--- Start ---

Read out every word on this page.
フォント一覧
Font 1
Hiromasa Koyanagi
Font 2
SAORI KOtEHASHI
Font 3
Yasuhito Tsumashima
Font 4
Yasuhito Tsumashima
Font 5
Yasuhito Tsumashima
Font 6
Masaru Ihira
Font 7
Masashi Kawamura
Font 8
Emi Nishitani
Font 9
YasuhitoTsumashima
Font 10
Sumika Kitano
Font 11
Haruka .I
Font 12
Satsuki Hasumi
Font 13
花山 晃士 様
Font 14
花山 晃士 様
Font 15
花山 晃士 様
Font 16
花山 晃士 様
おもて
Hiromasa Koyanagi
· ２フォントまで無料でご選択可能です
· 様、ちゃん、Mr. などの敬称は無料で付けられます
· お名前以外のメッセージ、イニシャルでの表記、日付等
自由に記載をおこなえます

--- End ---

What you have to do: Return the listing above in its exact form.

Written reply:
Read out every word on this page.
フォント一覧
Font 1
Hiromasa Koyanagi
Font 2
SAORI KOtEHASHI
Font 3
Yasuhito Tsumashima
Font 4
Yasuhito Tsumashima
Font 5
Yasuhito Tsumashima
Font 6
Masaru Ihira
Font 7
Masashi Kawamura
Font 8
Emi Nishitani
Font 9
YasuhitoTsumashima
Font 10
Sumika Kitano
Font 11
Haruka .I
Font 12
Satsuki Hasumi
Font 13
花山 晃士 様
Font 14
花山 晃士 様
Font 15
花山 晃士 様
Font 16
花山 晃士 様
おもて
Hiromasa Koyanagi
· ２フォントまで無料でご選択可能です
· 様、ちゃん、Mr. などの敬称は無料で付けられます
· お名前以外のメッセージ、イニシャルでの表記、日付等
自由に記載をおこなえます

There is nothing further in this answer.